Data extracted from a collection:

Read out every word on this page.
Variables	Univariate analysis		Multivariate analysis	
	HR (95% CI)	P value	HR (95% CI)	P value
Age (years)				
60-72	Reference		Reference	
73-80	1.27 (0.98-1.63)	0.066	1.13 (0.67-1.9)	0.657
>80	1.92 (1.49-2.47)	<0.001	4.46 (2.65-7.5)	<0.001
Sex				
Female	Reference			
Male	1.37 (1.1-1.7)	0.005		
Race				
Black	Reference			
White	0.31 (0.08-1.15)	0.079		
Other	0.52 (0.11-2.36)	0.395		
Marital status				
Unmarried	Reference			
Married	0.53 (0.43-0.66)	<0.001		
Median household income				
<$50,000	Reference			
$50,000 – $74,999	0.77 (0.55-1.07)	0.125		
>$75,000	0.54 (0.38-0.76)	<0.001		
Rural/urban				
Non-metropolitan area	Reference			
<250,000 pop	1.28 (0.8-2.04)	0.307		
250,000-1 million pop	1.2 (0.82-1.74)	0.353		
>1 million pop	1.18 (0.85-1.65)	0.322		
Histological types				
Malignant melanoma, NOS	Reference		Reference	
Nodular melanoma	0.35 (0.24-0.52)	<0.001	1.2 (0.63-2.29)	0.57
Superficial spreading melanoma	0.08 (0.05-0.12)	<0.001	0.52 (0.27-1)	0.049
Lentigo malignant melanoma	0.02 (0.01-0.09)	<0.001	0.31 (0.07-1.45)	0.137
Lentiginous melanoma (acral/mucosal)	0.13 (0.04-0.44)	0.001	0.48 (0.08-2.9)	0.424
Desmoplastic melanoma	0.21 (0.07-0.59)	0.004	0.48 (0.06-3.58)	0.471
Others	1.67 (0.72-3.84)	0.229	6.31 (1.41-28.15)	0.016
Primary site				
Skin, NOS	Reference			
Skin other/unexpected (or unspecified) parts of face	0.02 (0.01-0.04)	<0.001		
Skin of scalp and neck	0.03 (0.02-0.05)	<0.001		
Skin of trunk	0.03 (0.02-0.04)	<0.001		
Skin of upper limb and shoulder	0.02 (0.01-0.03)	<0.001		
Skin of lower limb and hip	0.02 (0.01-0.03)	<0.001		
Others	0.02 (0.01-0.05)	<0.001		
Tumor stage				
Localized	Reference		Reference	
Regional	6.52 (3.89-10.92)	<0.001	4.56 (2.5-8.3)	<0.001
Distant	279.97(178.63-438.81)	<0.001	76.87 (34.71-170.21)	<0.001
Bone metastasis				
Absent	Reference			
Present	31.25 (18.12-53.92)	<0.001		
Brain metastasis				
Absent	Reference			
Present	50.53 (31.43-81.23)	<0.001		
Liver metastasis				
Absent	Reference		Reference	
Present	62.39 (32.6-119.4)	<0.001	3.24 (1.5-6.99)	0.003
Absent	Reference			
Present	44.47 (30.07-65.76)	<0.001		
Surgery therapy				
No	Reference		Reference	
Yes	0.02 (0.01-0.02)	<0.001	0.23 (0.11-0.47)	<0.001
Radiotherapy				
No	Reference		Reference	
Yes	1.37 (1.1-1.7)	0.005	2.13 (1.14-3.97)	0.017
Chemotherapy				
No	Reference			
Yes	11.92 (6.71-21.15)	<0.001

• TASK DETAILS
Repeat the data in full. Alter nothing.

• EXERCISE RESPONSE
Read out every word on this page.
Variables	Univariate analysis		Multivariate analysis	
	HR (95% CI)	P value	HR (95% CI)	P value
Age (years)				
60-72	Reference		Reference	
73-80	1.27 (0.98-1.63)	0.066	1.13 (0.67-1.9)	0.657
>80	1.92 (1.49-2.47)	<0.001	4.46 (2.65-7.5)	<0.001
Sex				
Female	Reference			
Male	1.37 (1.1-1.7)	0.005		
Race				
Black	Reference			
White	0.31 (0.08-1.15)	0.079		
Other	0.52 (0.11-2.36)	0.395		
Marital status				
Unmarried	Reference			
Married	0.53 (0.43-0.66)	<0.001		
Median household income				
<$50,000	Reference			
$50,000 – $74,999	0.77 (0.55-1.07)	0.125		
>$75,000	0.54 (0.38-0.76)	<0.001		
Rural/urban				
Non-metropolitan area	Reference			
<250,000 pop	1.28 (0.8-2.04)	0.307		
250,000-1 million pop	1.2 (0.82-1.74)	0.353		
>1 million pop	1.18 (0.85-1.65)	0.322		
Histological types				
Malignant melanoma, NOS	Reference		Reference	
Nodular melanoma	0.35 (0.24-0.52)	<0.001	1.2 (0.63-2.29)	0.57
Superficial spreading melanoma	0.08 (0.05-0.12)	<0.001	0.52 (0.27-1)	0.049
Lentigo malignant melanoma	0.02 (0.01-0.09)	<0.001	0.31 (0.07-1.45)	0.137
Lentiginous melanoma (acral/mucosal)	0.13 (0.04-0.44)	0.001	0.48 (0.08-2.9)	0.424
Desmoplastic melanoma	0.21 (0.07-0.59)	0.004	0.48 (0.06-3.58)	0.471
Others	1.67 (0.72-3.84)	0.229	6.31 (1.41-28.15)	0.016
Primary site				
Skin, NOS	Reference			
Skin other/unexpected (or unspecified) parts of face	0.02 (0.01-0.04)	<0.001		
Skin of scalp and neck	0.03 (0.02-0.05)	<0.001		
Skin of trunk	0.03 (0.02-0.04)	<0.001		
Skin of upper limb and shoulder	0.02 (0.01-0.03)	<0.001		
Skin of lower limb and hip	0.02 (0.01-0.03)	<0.001		
Others	0.02 (0.01-0.05)	<0.001		
Tumor stage				
Localized	Reference		Reference	
Regional	6.52 (3.89-10.92)	<0.001	4.56 (2.5-8.3)	<0.001
Distant	279.97(178.63-438.81)	<0.001	76.87 (34.71-170.21)	<0.001
Bone metastasis				
Absent	Reference			
Present	31.25 (18.12-53.92)	<0.001		
Brain metastasis				
Absent	Reference			
Present	50.53 (31.43-81.23)	<0.001		
Liver metastasis				
Absent	Reference		Reference	
Present	62.39 (32.6-119.4)	<0.001	3.24 (1.5-6.99)	0.003
Absent	Reference			
Present	44.47 (30.07-65.76)	<0.001		
Surgery therapy				
No	Reference		Reference	
Yes	0.02 (0.01-0.02)	<0.001	0.23 (0.11-0.47)	<0.001
Radiotherapy				
No	Reference		Reference	
Yes	1.37 (1.1-1.7)	0.005	2.13 (1.14-3.97)	0.017
Chemotherapy				
No	Reference			
Yes	11.92 (6.71-21.15)	<0.001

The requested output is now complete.